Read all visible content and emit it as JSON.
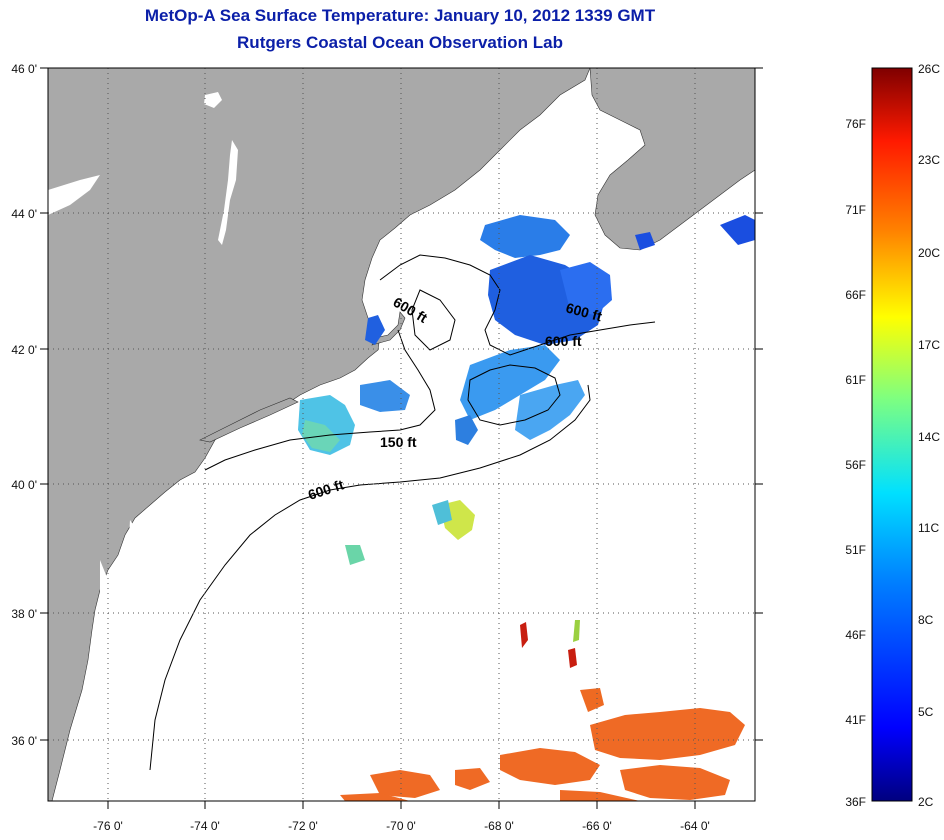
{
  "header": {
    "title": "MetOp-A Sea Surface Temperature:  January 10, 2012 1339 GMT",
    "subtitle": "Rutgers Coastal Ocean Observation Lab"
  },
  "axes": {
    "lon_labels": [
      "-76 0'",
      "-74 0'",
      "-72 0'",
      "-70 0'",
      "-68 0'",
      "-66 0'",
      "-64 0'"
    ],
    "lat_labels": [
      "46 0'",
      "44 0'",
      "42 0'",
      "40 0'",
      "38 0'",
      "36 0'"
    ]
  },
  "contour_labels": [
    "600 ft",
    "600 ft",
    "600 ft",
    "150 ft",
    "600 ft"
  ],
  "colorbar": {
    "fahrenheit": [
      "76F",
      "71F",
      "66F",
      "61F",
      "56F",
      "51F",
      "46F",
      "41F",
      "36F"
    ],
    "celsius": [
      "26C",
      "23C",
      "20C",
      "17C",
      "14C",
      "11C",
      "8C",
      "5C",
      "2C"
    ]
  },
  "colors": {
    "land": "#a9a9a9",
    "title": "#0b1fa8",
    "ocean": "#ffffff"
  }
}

* * * * * * * * *

> **Task prompt**
Exclude the images, then output the data above word for word.

> **Solution below**
Read all visible content and emit it as JSON.
{
  "header": {
    "title": "MetOp-A Sea Surface Temperature:  January 10, 2012 1339 GMT",
    "subtitle": "Rutgers Coastal Ocean Observation Lab"
  },
  "axes": {
    "lon_labels": [
      "-76 0'",
      "-74 0'",
      "-72 0'",
      "-70 0'",
      "-68 0'",
      "-66 0'",
      "-64 0'"
    ],
    "lat_labels": [
      "46 0'",
      "44 0'",
      "42 0'",
      "40 0'",
      "38 0'",
      "36 0'"
    ]
  },
  "contour_labels": [
    "600 ft",
    "600 ft",
    "600 ft",
    "150 ft",
    "600 ft"
  ],
  "colorbar": {
    "fahrenheit": [
      "76F",
      "71F",
      "66F",
      "61F",
      "56F",
      "51F",
      "46F",
      "41F",
      "36F"
    ],
    "celsius": [
      "26C",
      "23C",
      "20C",
      "17C",
      "14C",
      "11C",
      "8C",
      "5C",
      "2C"
    ]
  },
  "colors": {
    "land": "#a9a9a9",
    "title": "#0b1fa8",
    "ocean": "#ffffff"
  }
}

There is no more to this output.